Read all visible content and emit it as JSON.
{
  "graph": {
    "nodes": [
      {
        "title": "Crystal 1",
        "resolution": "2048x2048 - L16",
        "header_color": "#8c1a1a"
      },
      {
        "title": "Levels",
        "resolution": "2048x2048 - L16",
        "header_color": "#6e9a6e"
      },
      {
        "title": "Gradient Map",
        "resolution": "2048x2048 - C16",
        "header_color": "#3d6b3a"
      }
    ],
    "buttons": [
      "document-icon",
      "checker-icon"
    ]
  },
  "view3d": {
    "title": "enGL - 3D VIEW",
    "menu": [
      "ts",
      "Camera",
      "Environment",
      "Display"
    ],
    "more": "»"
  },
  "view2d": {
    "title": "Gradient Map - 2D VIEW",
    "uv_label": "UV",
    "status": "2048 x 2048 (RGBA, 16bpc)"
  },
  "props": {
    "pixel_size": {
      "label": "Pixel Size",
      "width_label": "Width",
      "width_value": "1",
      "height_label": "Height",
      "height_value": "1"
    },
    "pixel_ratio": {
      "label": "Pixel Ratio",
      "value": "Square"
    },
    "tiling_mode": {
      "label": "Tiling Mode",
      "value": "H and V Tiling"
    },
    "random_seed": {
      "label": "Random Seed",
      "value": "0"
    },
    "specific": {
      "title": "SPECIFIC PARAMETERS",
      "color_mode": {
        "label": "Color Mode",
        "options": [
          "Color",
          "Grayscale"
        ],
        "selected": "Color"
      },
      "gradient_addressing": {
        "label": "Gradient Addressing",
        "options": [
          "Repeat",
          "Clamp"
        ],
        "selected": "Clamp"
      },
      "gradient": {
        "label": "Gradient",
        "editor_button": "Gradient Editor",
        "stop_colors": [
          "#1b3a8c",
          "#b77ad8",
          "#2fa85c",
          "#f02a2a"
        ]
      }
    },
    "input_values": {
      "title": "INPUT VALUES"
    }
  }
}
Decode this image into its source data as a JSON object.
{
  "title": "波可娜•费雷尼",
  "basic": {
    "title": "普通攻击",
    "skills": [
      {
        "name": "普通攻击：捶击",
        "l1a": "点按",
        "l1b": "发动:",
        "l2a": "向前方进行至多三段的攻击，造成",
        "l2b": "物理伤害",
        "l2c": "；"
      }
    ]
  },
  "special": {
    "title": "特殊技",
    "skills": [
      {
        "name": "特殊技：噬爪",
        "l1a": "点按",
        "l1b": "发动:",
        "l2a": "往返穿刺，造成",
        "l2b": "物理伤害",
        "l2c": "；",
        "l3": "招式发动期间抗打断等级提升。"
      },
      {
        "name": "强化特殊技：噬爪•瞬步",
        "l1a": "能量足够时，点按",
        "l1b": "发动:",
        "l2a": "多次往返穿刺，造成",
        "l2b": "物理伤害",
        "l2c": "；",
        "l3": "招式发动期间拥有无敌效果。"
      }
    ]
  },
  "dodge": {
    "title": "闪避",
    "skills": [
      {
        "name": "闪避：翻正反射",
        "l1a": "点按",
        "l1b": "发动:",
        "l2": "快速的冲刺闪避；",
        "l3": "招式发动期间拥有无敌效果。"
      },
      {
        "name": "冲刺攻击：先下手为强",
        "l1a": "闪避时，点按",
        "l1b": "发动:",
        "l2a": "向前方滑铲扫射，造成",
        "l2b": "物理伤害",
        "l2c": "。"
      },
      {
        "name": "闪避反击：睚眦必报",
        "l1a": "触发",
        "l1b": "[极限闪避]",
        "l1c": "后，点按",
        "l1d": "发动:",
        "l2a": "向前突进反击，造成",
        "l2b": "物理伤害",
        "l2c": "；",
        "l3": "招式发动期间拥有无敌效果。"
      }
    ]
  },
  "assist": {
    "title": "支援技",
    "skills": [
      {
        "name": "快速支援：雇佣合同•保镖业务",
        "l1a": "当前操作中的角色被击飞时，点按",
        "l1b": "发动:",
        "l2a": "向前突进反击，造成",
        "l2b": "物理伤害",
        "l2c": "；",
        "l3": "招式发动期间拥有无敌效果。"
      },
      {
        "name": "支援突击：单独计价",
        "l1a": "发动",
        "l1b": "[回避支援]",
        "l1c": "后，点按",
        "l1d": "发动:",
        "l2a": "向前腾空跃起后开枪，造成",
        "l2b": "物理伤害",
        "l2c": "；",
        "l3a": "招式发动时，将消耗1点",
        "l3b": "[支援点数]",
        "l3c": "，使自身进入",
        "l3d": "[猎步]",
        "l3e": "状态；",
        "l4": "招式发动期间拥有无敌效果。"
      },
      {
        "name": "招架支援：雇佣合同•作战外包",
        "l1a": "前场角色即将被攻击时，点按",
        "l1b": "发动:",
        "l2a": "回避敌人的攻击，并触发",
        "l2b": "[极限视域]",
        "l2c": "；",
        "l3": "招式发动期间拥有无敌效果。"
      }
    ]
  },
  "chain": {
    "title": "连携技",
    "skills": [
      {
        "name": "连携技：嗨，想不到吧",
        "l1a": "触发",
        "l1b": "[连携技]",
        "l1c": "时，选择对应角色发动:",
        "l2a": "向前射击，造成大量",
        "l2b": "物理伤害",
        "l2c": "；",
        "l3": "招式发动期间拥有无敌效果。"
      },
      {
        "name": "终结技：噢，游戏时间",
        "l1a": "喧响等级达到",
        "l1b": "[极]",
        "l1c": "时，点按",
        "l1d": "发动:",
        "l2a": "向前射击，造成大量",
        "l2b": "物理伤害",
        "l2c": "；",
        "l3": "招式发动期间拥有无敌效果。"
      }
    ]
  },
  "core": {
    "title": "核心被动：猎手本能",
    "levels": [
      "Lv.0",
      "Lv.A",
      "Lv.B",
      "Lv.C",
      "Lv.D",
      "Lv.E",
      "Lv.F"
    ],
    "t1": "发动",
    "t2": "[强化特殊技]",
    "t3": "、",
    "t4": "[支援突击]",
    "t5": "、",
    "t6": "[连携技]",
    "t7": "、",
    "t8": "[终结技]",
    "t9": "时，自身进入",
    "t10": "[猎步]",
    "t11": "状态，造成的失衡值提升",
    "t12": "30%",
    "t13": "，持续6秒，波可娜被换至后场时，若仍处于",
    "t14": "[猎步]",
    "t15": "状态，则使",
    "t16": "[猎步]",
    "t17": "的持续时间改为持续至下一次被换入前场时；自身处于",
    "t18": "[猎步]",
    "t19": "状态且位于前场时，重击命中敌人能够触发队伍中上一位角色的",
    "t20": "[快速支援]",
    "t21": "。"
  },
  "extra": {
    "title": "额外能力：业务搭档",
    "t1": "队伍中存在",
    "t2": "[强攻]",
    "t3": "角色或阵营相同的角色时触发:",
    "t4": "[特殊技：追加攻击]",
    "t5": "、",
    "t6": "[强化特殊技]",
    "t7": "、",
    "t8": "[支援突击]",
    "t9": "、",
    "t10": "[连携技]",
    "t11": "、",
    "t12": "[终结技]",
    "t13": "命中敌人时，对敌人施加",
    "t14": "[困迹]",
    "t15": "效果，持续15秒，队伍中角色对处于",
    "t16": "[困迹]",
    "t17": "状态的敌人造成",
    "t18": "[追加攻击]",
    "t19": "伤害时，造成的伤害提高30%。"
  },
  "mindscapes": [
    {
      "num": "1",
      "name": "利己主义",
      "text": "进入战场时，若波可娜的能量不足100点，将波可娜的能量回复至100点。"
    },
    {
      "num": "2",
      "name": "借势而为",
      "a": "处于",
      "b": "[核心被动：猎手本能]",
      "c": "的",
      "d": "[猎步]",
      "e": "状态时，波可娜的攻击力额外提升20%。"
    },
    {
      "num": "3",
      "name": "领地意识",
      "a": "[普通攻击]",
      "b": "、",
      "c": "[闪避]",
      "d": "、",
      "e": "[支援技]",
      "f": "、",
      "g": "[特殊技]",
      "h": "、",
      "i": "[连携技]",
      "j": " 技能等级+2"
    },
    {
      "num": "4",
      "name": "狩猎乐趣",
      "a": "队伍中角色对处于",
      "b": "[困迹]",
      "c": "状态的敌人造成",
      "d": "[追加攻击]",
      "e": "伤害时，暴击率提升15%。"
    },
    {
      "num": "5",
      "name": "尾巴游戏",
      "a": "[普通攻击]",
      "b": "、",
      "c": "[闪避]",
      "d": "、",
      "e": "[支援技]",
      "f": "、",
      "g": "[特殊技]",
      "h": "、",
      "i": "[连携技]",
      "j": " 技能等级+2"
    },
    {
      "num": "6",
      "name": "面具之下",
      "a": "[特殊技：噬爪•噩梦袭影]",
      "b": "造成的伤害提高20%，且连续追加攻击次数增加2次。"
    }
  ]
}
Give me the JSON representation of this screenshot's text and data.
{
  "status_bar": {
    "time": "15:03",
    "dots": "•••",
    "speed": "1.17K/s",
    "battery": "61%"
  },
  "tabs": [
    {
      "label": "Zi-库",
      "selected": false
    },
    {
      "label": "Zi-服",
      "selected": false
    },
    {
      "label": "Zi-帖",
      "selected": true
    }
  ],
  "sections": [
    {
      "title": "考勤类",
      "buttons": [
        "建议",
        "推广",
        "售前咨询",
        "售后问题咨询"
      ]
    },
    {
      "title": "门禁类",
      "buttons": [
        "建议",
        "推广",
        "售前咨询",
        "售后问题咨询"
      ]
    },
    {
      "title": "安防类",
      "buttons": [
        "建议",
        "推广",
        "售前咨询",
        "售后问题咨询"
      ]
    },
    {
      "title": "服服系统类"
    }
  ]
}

== DIRECTION ==
Find each line in the records holding the string "this" and show it.

== THE REPLY ==
Decode this image into its source data as a JSON object.
Give me the JSON representation of this screenshot's text and data.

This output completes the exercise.